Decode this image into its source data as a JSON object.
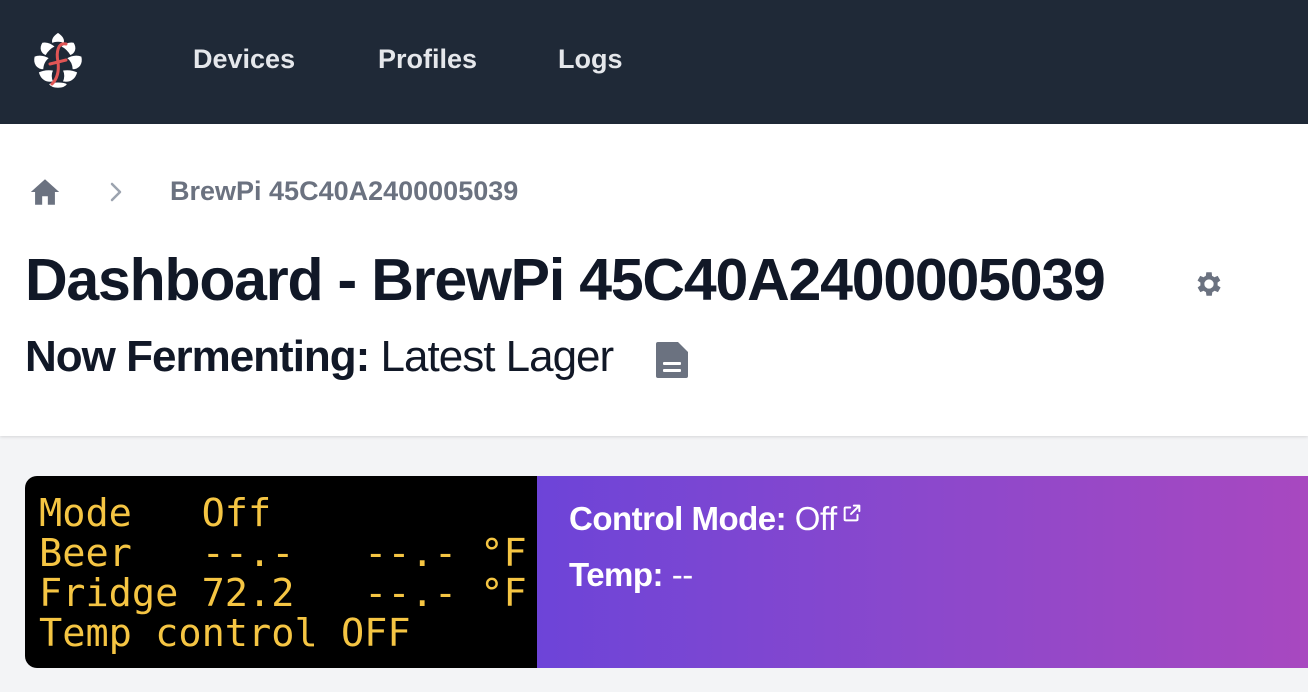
{
  "nav": {
    "logo_alt": "hop logo",
    "links": [
      {
        "label": "Devices"
      },
      {
        "label": "Profiles"
      },
      {
        "label": "Logs"
      }
    ]
  },
  "breadcrumb": {
    "home_icon": "home-icon",
    "separator_icon": "chevron-right-icon",
    "current": "BrewPi 45C40A2400005039"
  },
  "header": {
    "title": "Dashboard - BrewPi 45C40A2400005039",
    "settings_icon": "gear-icon",
    "fermenting_label": "Now Fermenting:",
    "fermenting_value": " Latest Lager",
    "profile_icon": "document-icon"
  },
  "lcd": {
    "lines": [
      "Mode   Off",
      "Beer   --.-   --.- °F",
      "Fridge 72.2   --.- °F",
      "Temp control OFF"
    ],
    "text_color": "#f5c543",
    "background": "#000000"
  },
  "control": {
    "mode_label": "Control Mode:",
    "mode_value": " Off",
    "temp_label": "Temp:",
    "temp_value": " --",
    "gradient_start": "#6d44d8",
    "gradient_end": "#a848c0"
  },
  "colors": {
    "nav_bg": "#1f2937",
    "page_bg": "#f3f4f6",
    "title_text": "#111827",
    "muted_text": "#6b7280"
  }
}
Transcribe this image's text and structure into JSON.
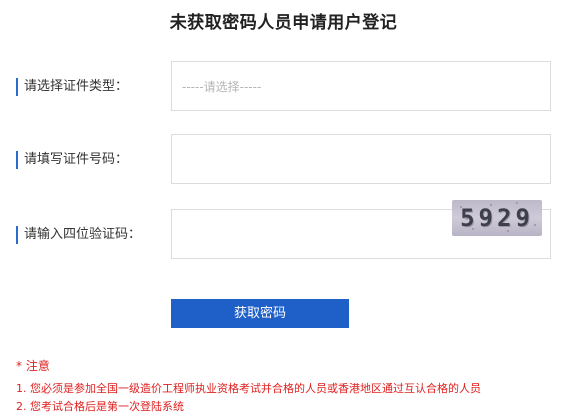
{
  "page": {
    "title": "未获取密码人员申请用户登记"
  },
  "form": {
    "cert_type": {
      "label": "请选择证件类型：",
      "placeholder": "-----请选择-----"
    },
    "cert_number": {
      "label": "请填写证件号码："
    },
    "captcha": {
      "label": "请输入四位验证码：",
      "code": "5929"
    },
    "submit_label": "获取密码"
  },
  "notice": {
    "title": "* 注意",
    "items": [
      "1. 您必须是参加全国一级造价工程师执业资格考试并合格的人员或香港地区通过互认合格的人员",
      "2. 您考试合格后是第一次登陆系统"
    ]
  },
  "colors": {
    "accent": "#1f5fc8",
    "notice": "#e02020",
    "label_bar": "#2a6bd0"
  }
}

■ ■ ■ ■ ■ ■ ■

◆ WHAT YOU HAVE TO DO ◆
Extract all lines from the material above that include the word "icon".

◆ WRITTEN ANSWER ◆
    "home_icon": "home-icon",
    "separator_icon": "chevron-right-icon",
    "settings_icon": "gear-icon",
    "profile_icon": "document-icon"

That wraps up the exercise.